From the entries below, copy out every line with "account" in it.

--- LISTED RECORDS ---

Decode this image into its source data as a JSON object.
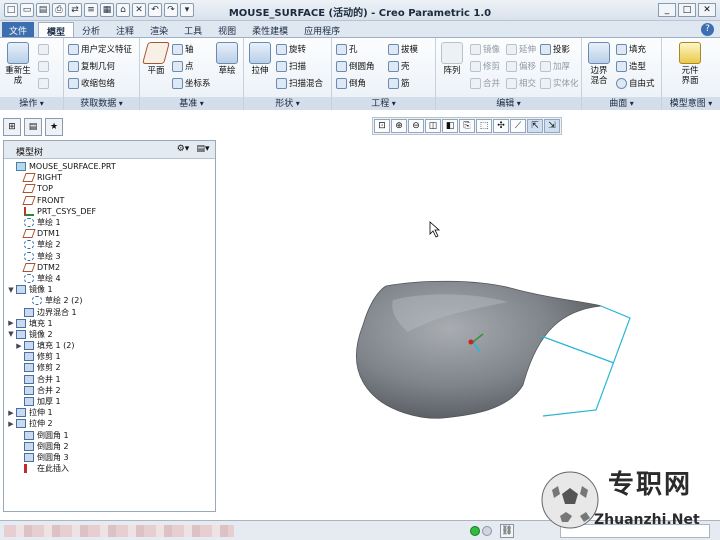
{
  "window": {
    "title": "MOUSE_SURFACE (活动的) - Creo Parametric 1.0",
    "min": "_",
    "max": "□",
    "close": "✕"
  },
  "qat": [
    "□",
    "▭",
    "▤",
    "⎙",
    "⇄",
    "≡",
    "▦",
    "⌂",
    "✕",
    "↶",
    "↷",
    "▾"
  ],
  "tabs": {
    "file": "文件",
    "items": [
      "模型",
      "分析",
      "注释",
      "渲染",
      "工具",
      "视图",
      "柔性建模",
      "应用程序"
    ],
    "active": 0,
    "help": "?"
  },
  "ribbon": {
    "operations": {
      "label": "操作",
      "regen": "重新生成",
      "copy": "",
      "paste": "",
      "delete": ""
    },
    "getdata": {
      "label": "获取数据",
      "udf": "用户定义特征",
      "copygeom": "复制几何",
      "shrinkwrap": "收缩包络"
    },
    "datum": {
      "label": "基准",
      "plane": "平面",
      "axis": "轴",
      "point": "点",
      "csys": "坐标系",
      "sketch": "草绘"
    },
    "shapes": {
      "label": "形状",
      "extrude": "拉伸",
      "revolve": "旋转",
      "sweep": "扫描",
      "sweptblend": "扫描混合"
    },
    "engineering": {
      "label": "工程",
      "hole": "孔",
      "round": "倒圆角",
      "chamfer": "倒角",
      "draft": "拔模",
      "shell": "壳",
      "rib": "筋"
    },
    "editing": {
      "label": "编辑",
      "pattern": "阵列",
      "mirror": "镜像",
      "trim": "修剪",
      "merge": "合并",
      "extend": "延伸",
      "offset": "偏移",
      "intersect": "相交",
      "project": "投影",
      "thicken": "加厚",
      "solidify": "实体化"
    },
    "surfaces": {
      "label": "曲面",
      "boundary": "边界混合",
      "fill": "填充",
      "style": "造型",
      "freestyle": "自由式"
    },
    "intent": {
      "label": "模型意图",
      "component": "元件界面"
    }
  },
  "view_toolbar": [
    "⊡",
    "⊕",
    "⊖",
    "◫",
    "◧",
    "⎘",
    "⬚",
    "✣",
    "⟋",
    "⇱",
    "⇲"
  ],
  "nav": [
    "⊞",
    "▤",
    "★"
  ],
  "tree": {
    "title": "模型树",
    "tools": [
      "⚙▾",
      "▤▾"
    ],
    "nodes": [
      {
        "label": "MOUSE_SURFACE.PRT",
        "icon": "part",
        "expander": "",
        "indent": 0
      },
      {
        "label": "RIGHT",
        "icon": "plane",
        "expander": "",
        "indent": 1
      },
      {
        "label": "TOP",
        "icon": "plane",
        "expander": "",
        "indent": 1
      },
      {
        "label": "FRONT",
        "icon": "plane",
        "expander": "",
        "indent": 1
      },
      {
        "label": "PRT_CSYS_DEF",
        "icon": "csys",
        "expander": "",
        "indent": 1
      },
      {
        "label": "草绘 1",
        "icon": "sketch",
        "expander": "",
        "indent": 1
      },
      {
        "label": "DTM1",
        "icon": "plane",
        "expander": "",
        "indent": 1
      },
      {
        "label": "草绘 2",
        "icon": "sketch",
        "expander": "",
        "indent": 1
      },
      {
        "label": "草绘 3",
        "icon": "sketch",
        "expander": "",
        "indent": 1
      },
      {
        "label": "DTM2",
        "icon": "plane",
        "expander": "",
        "indent": 1
      },
      {
        "label": "草绘 4",
        "icon": "sketch",
        "expander": "",
        "indent": 1
      },
      {
        "label": "镜像 1",
        "icon": "feat",
        "expander": "▼",
        "indent": 0
      },
      {
        "label": "草绘 2 (2)",
        "icon": "sketch",
        "expander": "",
        "indent": 2
      },
      {
        "label": "边界混合 1",
        "icon": "feat",
        "expander": "",
        "indent": 1
      },
      {
        "label": "填充 1",
        "icon": "feat",
        "expander": "▶",
        "indent": 0
      },
      {
        "label": "镜像 2",
        "icon": "feat",
        "expander": "▼",
        "indent": 0
      },
      {
        "label": "填充 1 (2)",
        "icon": "feat",
        "expander": "▶",
        "indent": 1
      },
      {
        "label": "修剪 1",
        "icon": "feat",
        "expander": "",
        "indent": 1
      },
      {
        "label": "修剪 2",
        "icon": "feat",
        "expander": "",
        "indent": 1
      },
      {
        "label": "合并 1",
        "icon": "feat",
        "expander": "",
        "indent": 1
      },
      {
        "label": "合并 2",
        "icon": "feat",
        "expander": "",
        "indent": 1
      },
      {
        "label": "加厚 1",
        "icon": "feat",
        "expander": "",
        "indent": 1
      },
      {
        "label": "拉伸 1",
        "icon": "feat",
        "expander": "▶",
        "indent": 0
      },
      {
        "label": "拉伸 2",
        "icon": "feat",
        "expander": "▶",
        "indent": 0
      },
      {
        "label": "倒圆角 1",
        "icon": "feat",
        "expander": "",
        "indent": 1
      },
      {
        "label": "倒圆角 2",
        "icon": "feat",
        "expander": "",
        "indent": 1
      },
      {
        "label": "倒圆角 3",
        "icon": "feat",
        "expander": "",
        "indent": 1
      },
      {
        "label": "在此插入",
        "icon": "insert",
        "expander": "",
        "indent": 1
      }
    ]
  },
  "status": {
    "icon": "⛓"
  },
  "watermark": {
    "text": "专职网",
    "url": "Zhuanzhi.Net"
  },
  "colors": {
    "accent": "#3d6fb0",
    "model": "#7d8288",
    "edge": "#29b6d6"
  }
}
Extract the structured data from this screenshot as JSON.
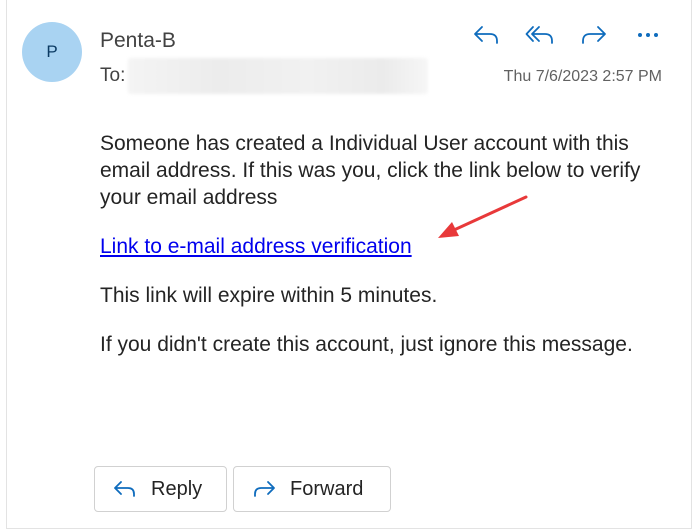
{
  "header": {
    "avatar_initial": "P",
    "sender": "Penta-B",
    "to_label": "To:",
    "date": "Thu 7/6/2023 2:57 PM",
    "actions": [
      "reply-icon",
      "reply-all-icon",
      "forward-icon",
      "more-icon"
    ]
  },
  "message": {
    "paragraph1": "Someone has created a Individual User account with this email address. If this was you, click the link below to verify your email address",
    "link": "Link to e-mail address verification",
    "paragraph2": "This link will expire within 5 minutes.",
    "paragraph3": "If you didn't create this account, just ignore this message."
  },
  "footer": {
    "reply_label": "Reply",
    "forward_label": "Forward"
  },
  "colors": {
    "accent": "#0f6cbd",
    "avatar_bg": "#a9d3f2",
    "link": "#0000ee",
    "annotation_arrow": "#e8393a"
  }
}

---

WRITTEN RESPONSE>
    "paragraph1": "Someone has created a Individual User account with this email address. If this was you, click the link below to verify your email address",
    "paragraph3": "If you didn't create this account, just ignore this message."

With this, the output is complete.